### GIVEN INFORMATION ###
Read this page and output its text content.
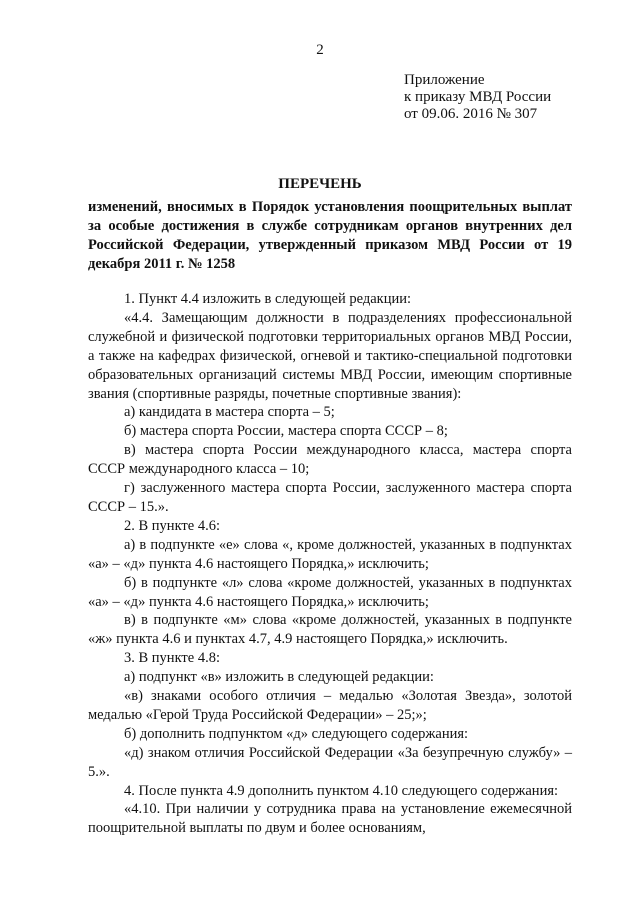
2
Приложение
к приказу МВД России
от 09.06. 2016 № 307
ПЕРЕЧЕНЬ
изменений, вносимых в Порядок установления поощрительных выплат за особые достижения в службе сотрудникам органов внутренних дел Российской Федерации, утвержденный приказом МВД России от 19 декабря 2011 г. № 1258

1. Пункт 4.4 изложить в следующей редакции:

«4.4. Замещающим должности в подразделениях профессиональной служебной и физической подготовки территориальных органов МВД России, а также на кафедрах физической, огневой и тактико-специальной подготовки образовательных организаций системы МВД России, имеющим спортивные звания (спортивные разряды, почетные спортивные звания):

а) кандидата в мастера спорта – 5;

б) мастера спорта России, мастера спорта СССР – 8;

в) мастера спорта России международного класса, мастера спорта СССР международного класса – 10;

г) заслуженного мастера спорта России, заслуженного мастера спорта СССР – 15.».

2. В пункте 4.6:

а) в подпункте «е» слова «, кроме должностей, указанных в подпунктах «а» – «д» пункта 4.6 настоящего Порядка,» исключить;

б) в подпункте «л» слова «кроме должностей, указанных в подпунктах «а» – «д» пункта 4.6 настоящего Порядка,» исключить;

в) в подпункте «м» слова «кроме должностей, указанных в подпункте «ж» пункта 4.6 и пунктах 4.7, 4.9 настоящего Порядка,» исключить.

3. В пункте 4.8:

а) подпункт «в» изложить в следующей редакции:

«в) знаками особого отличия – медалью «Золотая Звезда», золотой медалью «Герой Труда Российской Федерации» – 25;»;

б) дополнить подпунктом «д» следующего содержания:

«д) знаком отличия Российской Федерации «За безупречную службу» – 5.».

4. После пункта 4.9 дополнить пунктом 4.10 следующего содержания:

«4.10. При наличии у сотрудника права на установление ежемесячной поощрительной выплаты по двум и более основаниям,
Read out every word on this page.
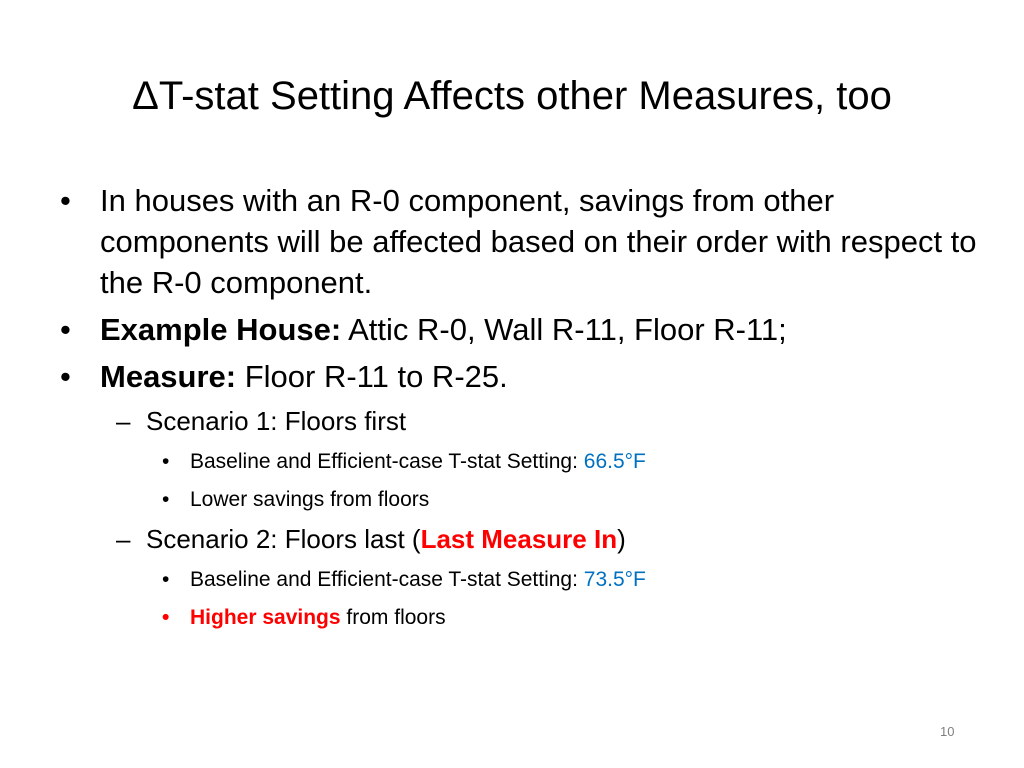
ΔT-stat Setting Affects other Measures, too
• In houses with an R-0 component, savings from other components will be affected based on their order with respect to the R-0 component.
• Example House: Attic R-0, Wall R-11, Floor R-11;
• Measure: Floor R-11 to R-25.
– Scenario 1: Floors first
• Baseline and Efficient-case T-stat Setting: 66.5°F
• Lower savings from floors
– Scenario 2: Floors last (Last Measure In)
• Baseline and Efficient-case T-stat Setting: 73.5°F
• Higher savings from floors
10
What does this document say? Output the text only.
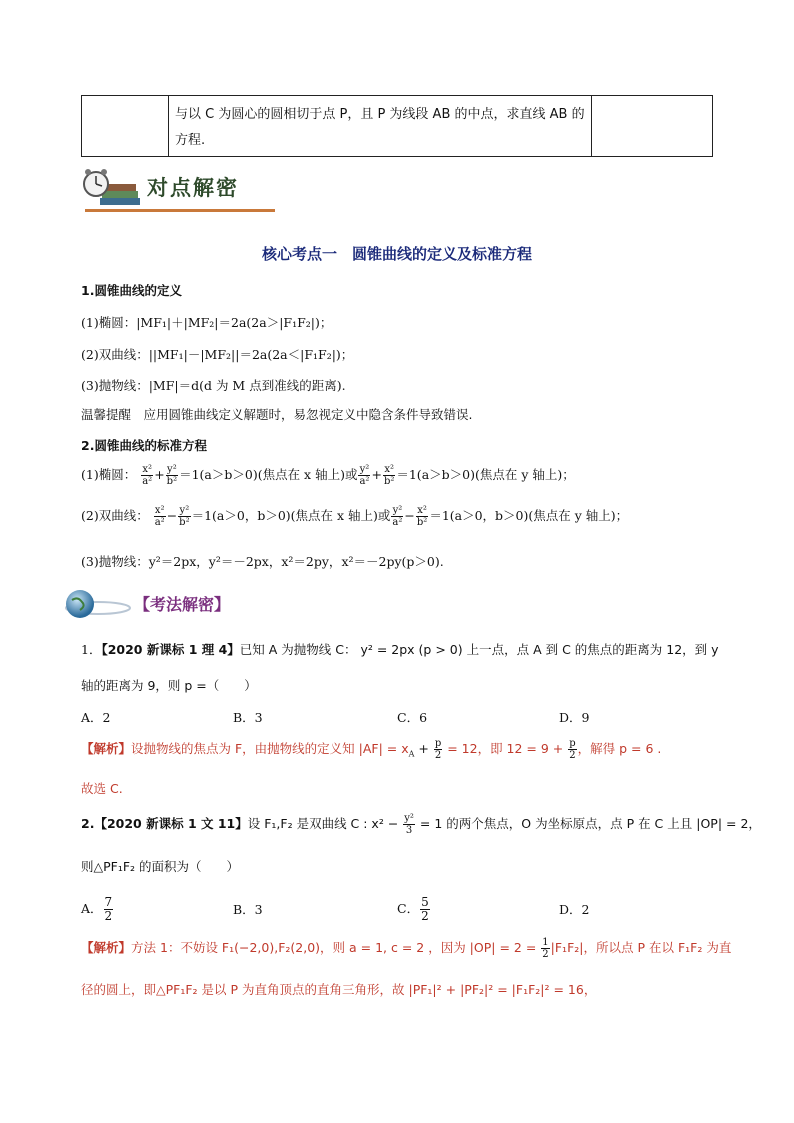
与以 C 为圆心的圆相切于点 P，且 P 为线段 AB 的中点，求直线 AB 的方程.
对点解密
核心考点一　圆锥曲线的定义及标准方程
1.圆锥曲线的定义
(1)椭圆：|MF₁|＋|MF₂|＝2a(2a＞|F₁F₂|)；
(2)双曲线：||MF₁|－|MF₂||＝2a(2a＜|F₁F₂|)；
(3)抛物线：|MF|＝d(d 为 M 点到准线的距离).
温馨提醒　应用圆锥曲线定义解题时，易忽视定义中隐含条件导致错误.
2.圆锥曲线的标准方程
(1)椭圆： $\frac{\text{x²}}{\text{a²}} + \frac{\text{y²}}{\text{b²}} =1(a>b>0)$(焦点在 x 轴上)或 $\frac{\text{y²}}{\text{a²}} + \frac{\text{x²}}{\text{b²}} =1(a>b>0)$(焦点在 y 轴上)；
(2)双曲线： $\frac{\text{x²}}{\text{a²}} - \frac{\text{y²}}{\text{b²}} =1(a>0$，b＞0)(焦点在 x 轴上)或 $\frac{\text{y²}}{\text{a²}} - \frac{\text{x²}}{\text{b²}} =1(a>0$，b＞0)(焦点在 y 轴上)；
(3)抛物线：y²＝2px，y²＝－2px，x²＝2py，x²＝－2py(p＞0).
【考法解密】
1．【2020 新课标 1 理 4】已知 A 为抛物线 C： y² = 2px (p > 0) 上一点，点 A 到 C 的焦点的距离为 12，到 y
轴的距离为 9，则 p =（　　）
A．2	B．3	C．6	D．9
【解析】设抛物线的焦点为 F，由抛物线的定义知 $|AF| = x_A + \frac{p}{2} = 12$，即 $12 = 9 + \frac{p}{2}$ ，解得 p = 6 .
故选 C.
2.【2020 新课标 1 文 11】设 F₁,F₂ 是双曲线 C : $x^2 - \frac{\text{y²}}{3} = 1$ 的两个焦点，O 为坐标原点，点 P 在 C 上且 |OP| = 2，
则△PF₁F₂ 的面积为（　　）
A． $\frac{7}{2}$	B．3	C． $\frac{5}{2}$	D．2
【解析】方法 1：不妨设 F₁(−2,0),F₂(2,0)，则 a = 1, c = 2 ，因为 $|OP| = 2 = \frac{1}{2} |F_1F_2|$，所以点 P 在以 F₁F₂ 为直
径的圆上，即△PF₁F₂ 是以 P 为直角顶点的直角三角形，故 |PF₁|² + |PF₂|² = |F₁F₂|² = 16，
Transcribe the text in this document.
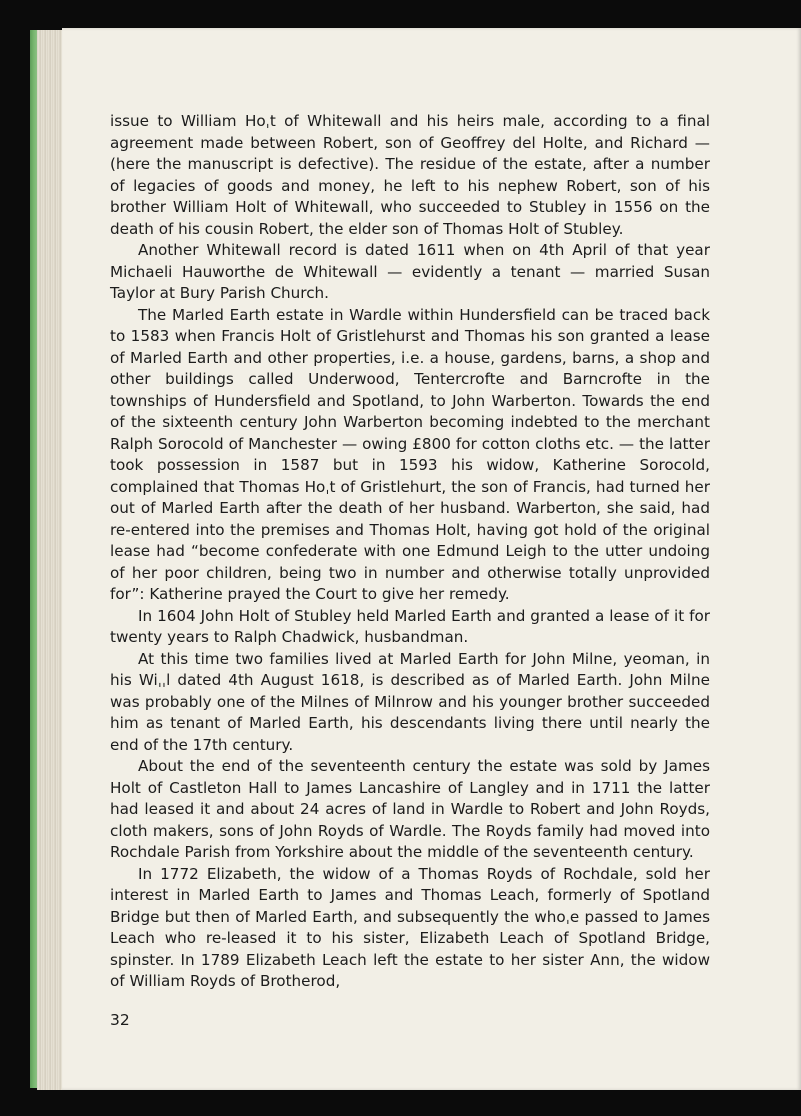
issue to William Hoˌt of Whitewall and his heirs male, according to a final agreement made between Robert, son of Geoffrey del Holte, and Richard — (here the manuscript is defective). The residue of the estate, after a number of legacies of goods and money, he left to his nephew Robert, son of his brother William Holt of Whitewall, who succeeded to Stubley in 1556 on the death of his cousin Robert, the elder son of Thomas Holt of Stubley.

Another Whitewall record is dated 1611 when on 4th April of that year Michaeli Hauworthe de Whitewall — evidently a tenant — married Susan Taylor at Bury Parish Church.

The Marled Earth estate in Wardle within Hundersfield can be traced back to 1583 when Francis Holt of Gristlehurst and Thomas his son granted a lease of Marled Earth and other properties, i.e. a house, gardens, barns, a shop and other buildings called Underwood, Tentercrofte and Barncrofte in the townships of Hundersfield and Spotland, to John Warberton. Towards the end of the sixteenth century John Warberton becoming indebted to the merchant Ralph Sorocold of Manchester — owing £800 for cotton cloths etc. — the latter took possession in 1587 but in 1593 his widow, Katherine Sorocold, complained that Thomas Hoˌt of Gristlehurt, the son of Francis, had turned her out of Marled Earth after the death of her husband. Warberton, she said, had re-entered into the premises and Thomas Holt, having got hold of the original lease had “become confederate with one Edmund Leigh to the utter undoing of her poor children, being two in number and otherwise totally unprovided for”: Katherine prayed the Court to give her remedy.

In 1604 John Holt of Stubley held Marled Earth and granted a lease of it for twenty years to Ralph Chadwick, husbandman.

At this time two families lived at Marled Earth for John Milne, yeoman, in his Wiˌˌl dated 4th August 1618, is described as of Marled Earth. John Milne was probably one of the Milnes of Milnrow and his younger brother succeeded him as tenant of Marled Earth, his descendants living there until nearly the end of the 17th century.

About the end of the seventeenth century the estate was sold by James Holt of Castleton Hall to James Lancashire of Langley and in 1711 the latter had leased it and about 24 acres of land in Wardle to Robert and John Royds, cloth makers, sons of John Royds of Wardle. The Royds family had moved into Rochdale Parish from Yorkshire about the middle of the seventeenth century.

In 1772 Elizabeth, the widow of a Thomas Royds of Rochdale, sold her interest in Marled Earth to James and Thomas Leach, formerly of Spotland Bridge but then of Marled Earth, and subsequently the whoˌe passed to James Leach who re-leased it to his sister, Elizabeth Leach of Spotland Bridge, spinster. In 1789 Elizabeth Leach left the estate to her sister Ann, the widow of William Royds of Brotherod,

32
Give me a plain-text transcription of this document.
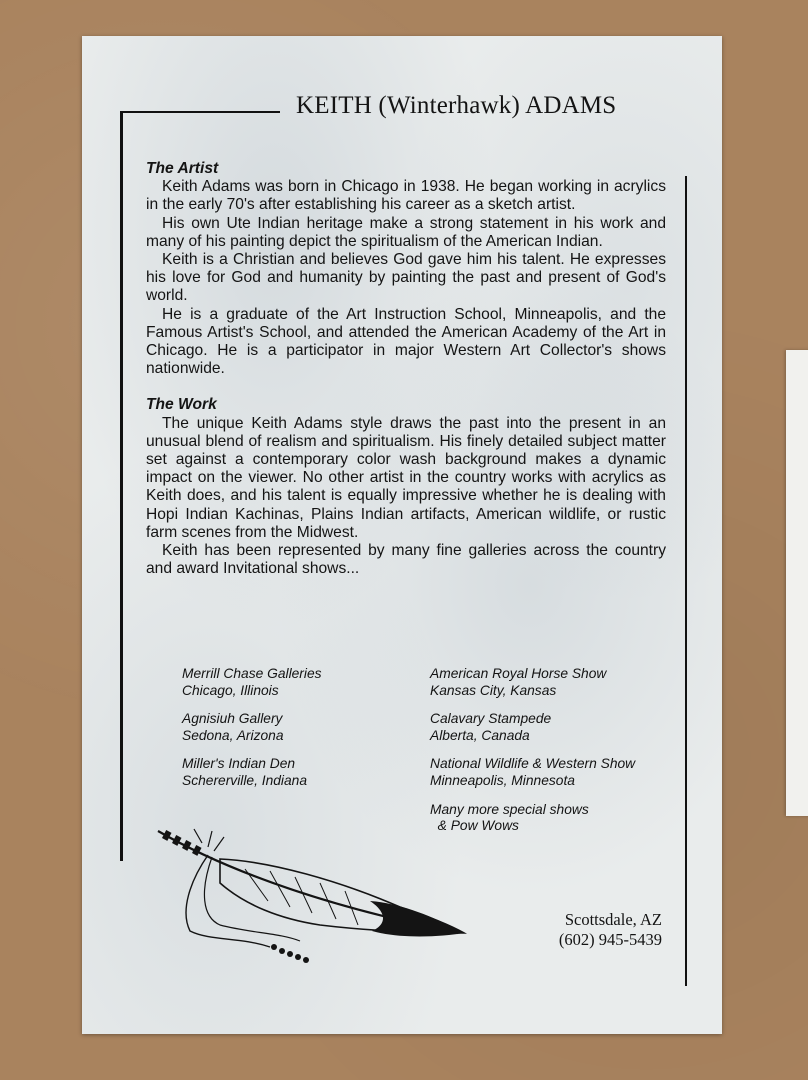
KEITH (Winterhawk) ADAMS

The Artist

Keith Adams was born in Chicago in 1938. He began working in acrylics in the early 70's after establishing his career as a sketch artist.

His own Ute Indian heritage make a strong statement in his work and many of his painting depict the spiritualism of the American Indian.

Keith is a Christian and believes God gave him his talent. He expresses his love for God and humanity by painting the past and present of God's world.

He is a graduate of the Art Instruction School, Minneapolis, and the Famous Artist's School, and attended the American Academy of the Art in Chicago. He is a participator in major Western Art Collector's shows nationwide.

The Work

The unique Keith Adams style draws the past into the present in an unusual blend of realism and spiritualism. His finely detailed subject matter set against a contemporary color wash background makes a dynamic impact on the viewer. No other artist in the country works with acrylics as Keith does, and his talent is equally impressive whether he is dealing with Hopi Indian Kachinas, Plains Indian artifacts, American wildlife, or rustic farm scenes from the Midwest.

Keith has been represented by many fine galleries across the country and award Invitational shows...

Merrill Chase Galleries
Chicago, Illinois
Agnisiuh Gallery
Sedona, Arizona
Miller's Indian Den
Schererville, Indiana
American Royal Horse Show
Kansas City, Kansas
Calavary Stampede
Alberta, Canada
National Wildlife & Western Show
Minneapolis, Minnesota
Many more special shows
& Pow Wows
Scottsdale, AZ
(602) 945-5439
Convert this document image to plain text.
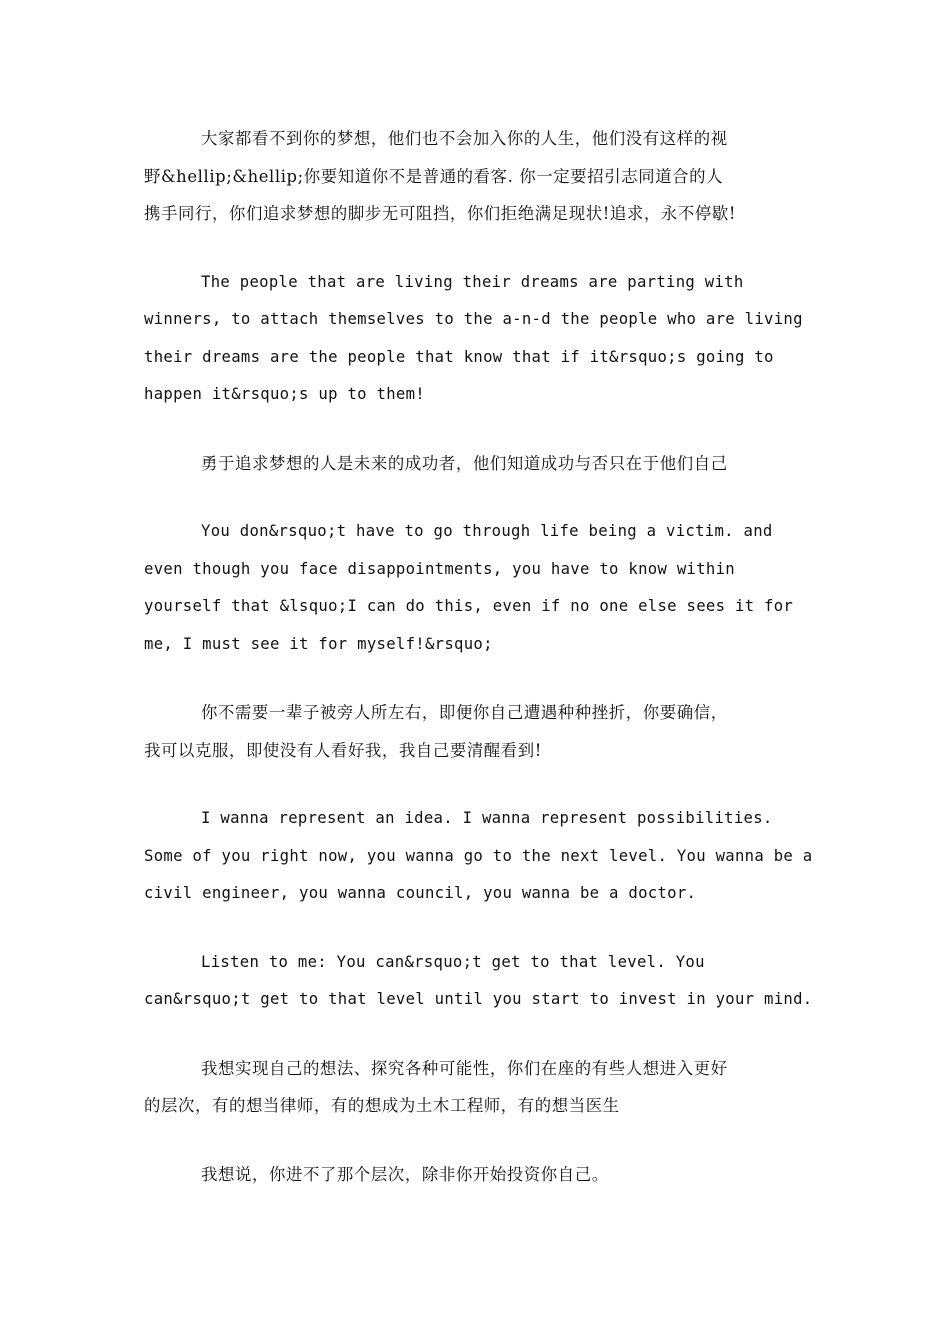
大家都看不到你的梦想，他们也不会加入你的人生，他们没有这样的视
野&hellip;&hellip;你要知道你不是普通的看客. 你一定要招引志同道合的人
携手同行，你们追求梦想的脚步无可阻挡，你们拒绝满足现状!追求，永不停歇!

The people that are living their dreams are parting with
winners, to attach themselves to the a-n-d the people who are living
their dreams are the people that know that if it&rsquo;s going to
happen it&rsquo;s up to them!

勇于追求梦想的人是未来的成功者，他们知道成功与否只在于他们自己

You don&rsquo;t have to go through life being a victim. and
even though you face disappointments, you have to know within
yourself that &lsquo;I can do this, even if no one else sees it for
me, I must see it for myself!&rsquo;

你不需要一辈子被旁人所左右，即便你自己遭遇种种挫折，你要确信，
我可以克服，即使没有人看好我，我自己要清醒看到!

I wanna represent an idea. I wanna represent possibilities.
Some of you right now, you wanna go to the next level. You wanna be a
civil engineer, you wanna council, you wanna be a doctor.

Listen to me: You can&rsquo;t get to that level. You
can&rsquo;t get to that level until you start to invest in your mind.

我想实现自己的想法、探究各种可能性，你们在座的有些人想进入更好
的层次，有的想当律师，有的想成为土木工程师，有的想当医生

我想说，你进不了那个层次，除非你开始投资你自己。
###
# PROBLEM DESCRIPTION
Search the listing for the word "исключить" and return each line that holds it.

# OUTPUT OF THE EXERCISE
а) в подпункте «е» слова «, кроме должностей, указанных в подпунктах «а» – «д» пункта 4.6 настоящего Порядка,» исключить;
б) в подпункте «л» слова «кроме должностей, указанных в подпунктах «а» – «д» пункта 4.6 настоящего Порядка,» исключить;
в) в подпункте «м» слова «кроме должностей, указанных в подпункте «ж» пункта 4.6 и пунктах 4.7, 4.9 настоящего Порядка,» исключить.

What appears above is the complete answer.